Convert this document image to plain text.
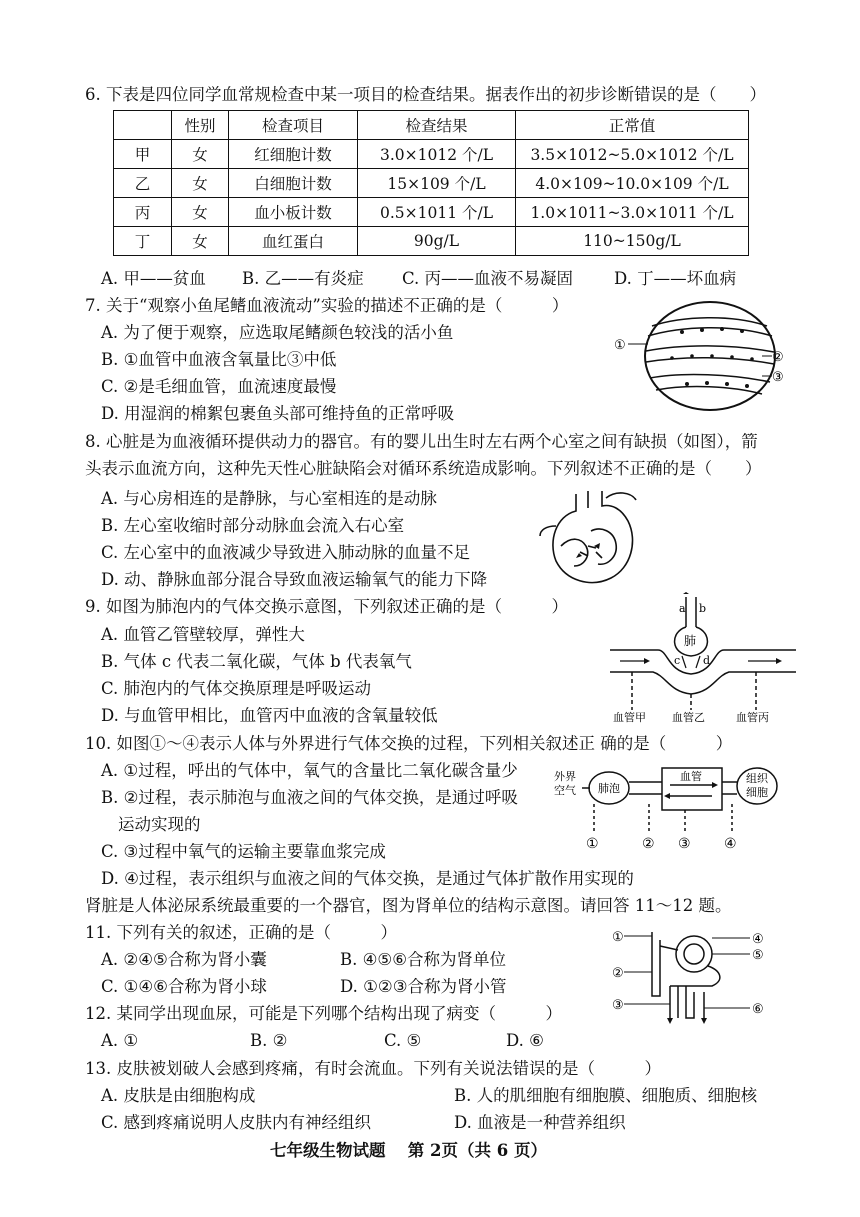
6. 下表是四位同学血常规检查中某一项目的检查结果。据表作出的初步诊断错误的是（　　）
	性别	检查项目	检查结果	正常值
甲	女	红细胞计数	3.0×1012 个/L	3.5×1012~5.0×1012 个/L
乙	女	白细胞计数	15×109 个/L	4.0×109~10.0×109 个/L
丙	女	血小板计数	0.5×1011 个/L	1.0×1011~3.0×1011 个/L
丁	女	血红蛋白	90g/L	110~150g/L
A. 甲——贫血 B. 乙——有炎症 C. 丙——血液不易凝固 D. 丁——坏血病
7. 关于“观察小鱼尾鳍血液流动”实验的描述不正确的是（　　　）
A. 为了便于观察，应选取尾鳍颜色较浅的活小鱼
B. ①血管中血液含氧量比③中低
C. ②是毛细血管，血流速度最慢
D. 用湿润的棉絮包裹鱼头部可维持鱼的正常呼吸
①
②
③
8. 心脏是为血液循环提供动力的器官。有的婴儿出生时左右两个心室之间有缺损（如图），箭
头表示血流方向，这种先天性心脏缺陷会对循环系统造成影响。下列叙述不正确的是（　　）
A. 与心房相连的是静脉，与心室相连的是动脉
B. 左心室收缩时部分动脉血会流入右心室
C. 左心室中的血液减少导致进入肺动脉的血量不足
D. 动、静脉血部分混合导致血液运输氧气的能力下降
9. 如图为肺泡内的气体交换示意图，下列叙述正确的是（　　　）
A. 血管乙管壁较厚，弹性大
B. 气体 c 代表二氧化碳，气体 b 代表氧气
C. 肺泡内的气体交换原理是呼吸运动
D. 与血管甲相比，血管丙中血液的含氧量较低
a b
肺
c d
血管甲 血管乙	血管丙
10. 如图①～④表示人体与外界进行气体交换的过程，下列相关叙述正 确的是（　　　）
A. ①过程，呼出的气体中，氧气的含量比二氧化碳含量少
B. ②过程，表示肺泡与血液之间的气体交换，是通过呼吸
运动实现的
C. ③过程中氧气的运输主要靠血浆完成
D. ④过程，表示组织与血液之间的气体交换，是通过气体扩散作用实现的
外界
空气 肺泡
血管	组织
细胞
①	② ③ ④
肾脏是人体泌尿系统最重要的一个器官，图为肾单位的结构示意图。请回答 11～12 题。
11. 下列有关的叙述，正确的是（　　　）
A. ②④⑤合称为肾小囊	B. ④⑤⑥合称为肾单位
C. ①④⑥合称为肾小球	D. ①②③合称为肾小管
①
②
③
④
⑤
⑥
12. 某同学出现血尿，可能是下列哪个结构出现了病变（　　　）
A. ①	B. ②	C. ⑤	D. ⑥
13. 皮肤被划破人会感到疼痛，有时会流血。下列有关说法错误的是（　　　）
A. 皮肤是由细胞构成	B. 人的肌细胞有细胞膜、细胞质、细胞核
C. 感到疼痛说明人皮肤内有神经组织	D. 血液是一种营养组织
七年级生物试题　 第 2页（共 6 页）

» Instructions to follow
Retype all entries exactly as they appear, dropping the images.

» Finished exercise
Convert this document image to plain text.
6. 下表是四位同学血常规检查中某一项目的检查结果。据表作出的初步诊断错误的是（　　）
	性别	检查项目	检查结果	正常值
甲	女	红细胞计数	3.0×1012 个/L	3.5×1012~5.0×1012 个/L
乙	女	白细胞计数	15×109 个/L	4.0×109~10.0×109 个/L
丙	女	血小板计数	0.5×1011 个/L	1.0×1011~3.0×1011 个/L
丁	女	血红蛋白	90g/L	110~150g/L
A. 甲——贫血 B. 乙——有炎症 C. 丙——血液不易凝固 D. 丁——坏血病
7. 关于“观察小鱼尾鳍血液流动”实验的描述不正确的是（　　　）
A. 为了便于观察，应选取尾鳍颜色较浅的活小鱼
B. ①血管中血液含氧量比③中低
C. ②是毛细血管，血流速度最慢
D. 用湿润的棉絮包裹鱼头部可维持鱼的正常呼吸
①
②
③
8. 心脏是为血液循环提供动力的器官。有的婴儿出生时左右两个心室之间有缺损（如图），箭
头表示血流方向，这种先天性心脏缺陷会对循环系统造成影响。下列叙述不正确的是（　　）
A. 与心房相连的是静脉，与心室相连的是动脉
B. 左心室收缩时部分动脉血会流入右心室
C. 左心室中的血液减少导致进入肺动脉的血量不足
D. 动、静脉血部分混合导致血液运输氧气的能力下降
9. 如图为肺泡内的气体交换示意图，下列叙述正确的是（　　　）
A. 血管乙管壁较厚，弹性大
B. 气体 c 代表二氧化碳，气体 b 代表氧气
C. 肺泡内的气体交换原理是呼吸运动
D. 与血管甲相比，血管丙中血液的含氧量较低
a b
肺
c d
血管甲 血管乙	血管丙
10. 如图①～④表示人体与外界进行气体交换的过程，下列相关叙述正 确的是（　　　）
A. ①过程，呼出的气体中，氧气的含量比二氧化碳含量少
B. ②过程，表示肺泡与血液之间的气体交换，是通过呼吸
运动实现的
C. ③过程中氧气的运输主要靠血浆完成
D. ④过程，表示组织与血液之间的气体交换，是通过气体扩散作用实现的
外界
空气 肺泡
血管	组织
细胞
①	② ③ ④
肾脏是人体泌尿系统最重要的一个器官，图为肾单位的结构示意图。请回答 11～12 题。
11. 下列有关的叙述，正确的是（　　　）
A. ②④⑤合称为肾小囊	B. ④⑤⑥合称为肾单位
C. ①④⑥合称为肾小球	D. ①②③合称为肾小管
①
②
③
④
⑤
⑥
12. 某同学出现血尿，可能是下列哪个结构出现了病变（　　　）
A. ①	B. ②	C. ⑤	D. ⑥
13. 皮肤被划破人会感到疼痛，有时会流血。下列有关说法错误的是（　　　）
A. 皮肤是由细胞构成	B. 人的肌细胞有细胞膜、细胞质、细胞核
C. 感到疼痛说明人皮肤内有神经组织	D. 血液是一种营养组织
七年级生物试题　 第 2页（共 6 页）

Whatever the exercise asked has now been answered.